Your copy of the material must match it exactly, except that pictures are dropped.

Extracts from a graphics dataset:
▼
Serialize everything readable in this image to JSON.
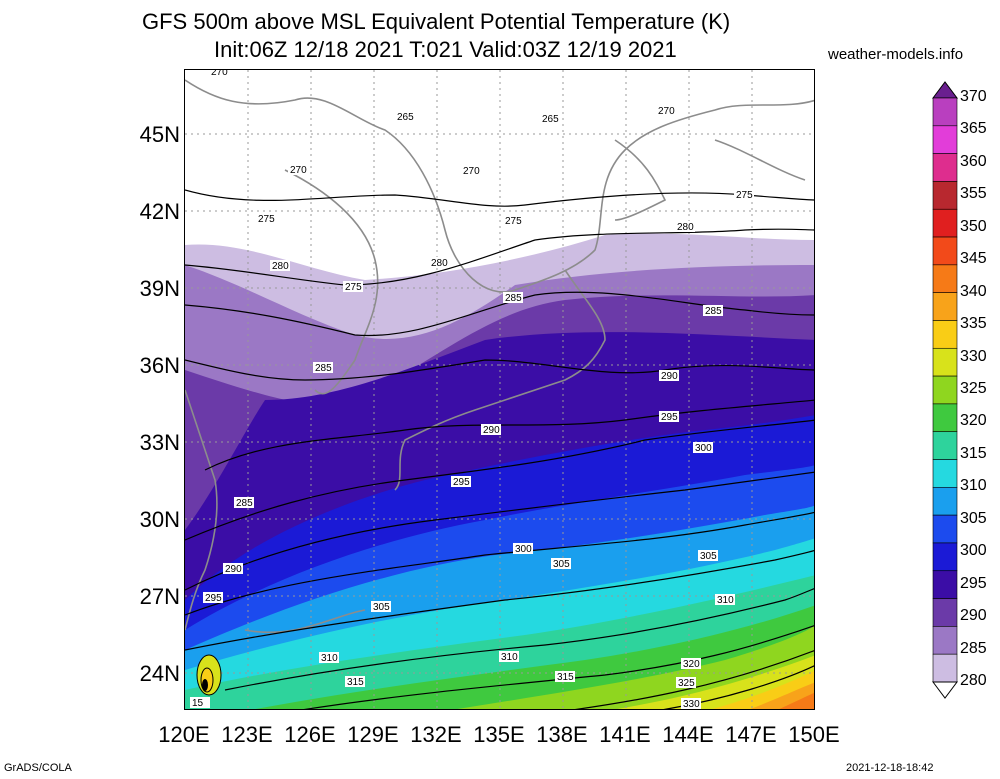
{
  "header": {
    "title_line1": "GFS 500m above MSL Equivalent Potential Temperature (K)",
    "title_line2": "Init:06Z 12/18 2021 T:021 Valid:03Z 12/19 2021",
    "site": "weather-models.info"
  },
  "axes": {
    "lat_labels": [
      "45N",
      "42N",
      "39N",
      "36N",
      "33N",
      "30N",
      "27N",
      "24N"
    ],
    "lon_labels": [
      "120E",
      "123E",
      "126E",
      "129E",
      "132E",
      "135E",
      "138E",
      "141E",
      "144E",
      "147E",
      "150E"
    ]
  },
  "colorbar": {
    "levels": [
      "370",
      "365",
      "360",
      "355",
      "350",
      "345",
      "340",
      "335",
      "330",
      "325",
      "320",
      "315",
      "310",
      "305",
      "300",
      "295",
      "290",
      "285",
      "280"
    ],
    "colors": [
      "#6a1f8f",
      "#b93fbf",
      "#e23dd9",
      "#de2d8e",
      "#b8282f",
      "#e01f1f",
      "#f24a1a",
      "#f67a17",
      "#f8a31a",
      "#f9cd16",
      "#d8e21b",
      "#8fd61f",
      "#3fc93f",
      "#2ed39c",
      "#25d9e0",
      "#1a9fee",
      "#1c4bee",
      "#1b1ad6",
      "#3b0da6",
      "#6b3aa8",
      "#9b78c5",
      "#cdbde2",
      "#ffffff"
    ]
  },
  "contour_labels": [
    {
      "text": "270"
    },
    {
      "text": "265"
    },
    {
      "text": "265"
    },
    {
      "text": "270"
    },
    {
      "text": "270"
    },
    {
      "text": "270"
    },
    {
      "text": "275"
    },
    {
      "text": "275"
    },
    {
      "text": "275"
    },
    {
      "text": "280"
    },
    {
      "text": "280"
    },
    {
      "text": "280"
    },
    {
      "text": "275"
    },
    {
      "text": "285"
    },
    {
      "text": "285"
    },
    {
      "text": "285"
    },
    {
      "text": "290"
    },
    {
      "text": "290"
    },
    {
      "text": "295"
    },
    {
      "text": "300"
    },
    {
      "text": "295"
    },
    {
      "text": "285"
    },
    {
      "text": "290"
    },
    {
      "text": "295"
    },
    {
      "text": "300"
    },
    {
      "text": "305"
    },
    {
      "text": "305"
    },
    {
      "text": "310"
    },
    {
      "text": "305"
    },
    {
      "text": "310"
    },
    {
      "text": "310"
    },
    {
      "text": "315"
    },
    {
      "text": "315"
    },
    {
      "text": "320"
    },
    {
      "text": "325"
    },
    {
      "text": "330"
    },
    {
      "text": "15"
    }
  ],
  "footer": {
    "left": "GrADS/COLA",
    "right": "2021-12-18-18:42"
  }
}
▲
ANSWER FOR THIS EXERCISE:
Serialize everything readable in this image to JSON.
{
  "header": {
    "title_line1": "GFS 500m above MSL Equivalent Potential Temperature (K)",
    "title_line2": "Init:06Z 12/18 2021 T:021 Valid:03Z 12/19 2021",
    "site": "weather-models.info"
  },
  "axes": {
    "lat_labels": [
      "45N",
      "42N",
      "39N",
      "36N",
      "33N",
      "30N",
      "27N",
      "24N"
    ],
    "lon_labels": [
      "120E",
      "123E",
      "126E",
      "129E",
      "132E",
      "135E",
      "138E",
      "141E",
      "144E",
      "147E",
      "150E"
    ]
  },
  "colorbar": {
    "levels": [
      "370",
      "365",
      "360",
      "355",
      "350",
      "345",
      "340",
      "335",
      "330",
      "325",
      "320",
      "315",
      "310",
      "305",
      "300",
      "295",
      "290",
      "285",
      "280"
    ],
    "colors": [
      "#6a1f8f",
      "#b93fbf",
      "#e23dd9",
      "#de2d8e",
      "#b8282f",
      "#e01f1f",
      "#f24a1a",
      "#f67a17",
      "#f8a31a",
      "#f9cd16",
      "#d8e21b",
      "#8fd61f",
      "#3fc93f",
      "#2ed39c",
      "#25d9e0",
      "#1a9fee",
      "#1c4bee",
      "#1b1ad6",
      "#3b0da6",
      "#6b3aa8",
      "#9b78c5",
      "#cdbde2",
      "#ffffff"
    ]
  },
  "contour_labels": [
    {
      "text": "270"
    },
    {
      "text": "265"
    },
    {
      "text": "265"
    },
    {
      "text": "270"
    },
    {
      "text": "270"
    },
    {
      "text": "270"
    },
    {
      "text": "275"
    },
    {
      "text": "275"
    },
    {
      "text": "275"
    },
    {
      "text": "280"
    },
    {
      "text": "280"
    },
    {
      "text": "280"
    },
    {
      "text": "275"
    },
    {
      "text": "285"
    },
    {
      "text": "285"
    },
    {
      "text": "285"
    },
    {
      "text": "290"
    },
    {
      "text": "290"
    },
    {
      "text": "295"
    },
    {
      "text": "300"
    },
    {
      "text": "295"
    },
    {
      "text": "285"
    },
    {
      "text": "290"
    },
    {
      "text": "295"
    },
    {
      "text": "300"
    },
    {
      "text": "305"
    },
    {
      "text": "305"
    },
    {
      "text": "310"
    },
    {
      "text": "305"
    },
    {
      "text": "310"
    },
    {
      "text": "310"
    },
    {
      "text": "315"
    },
    {
      "text": "315"
    },
    {
      "text": "320"
    },
    {
      "text": "325"
    },
    {
      "text": "330"
    },
    {
      "text": "15"
    }
  ],
  "footer": {
    "left": "GrADS/COLA",
    "right": "2021-12-18-18:42"
  }
}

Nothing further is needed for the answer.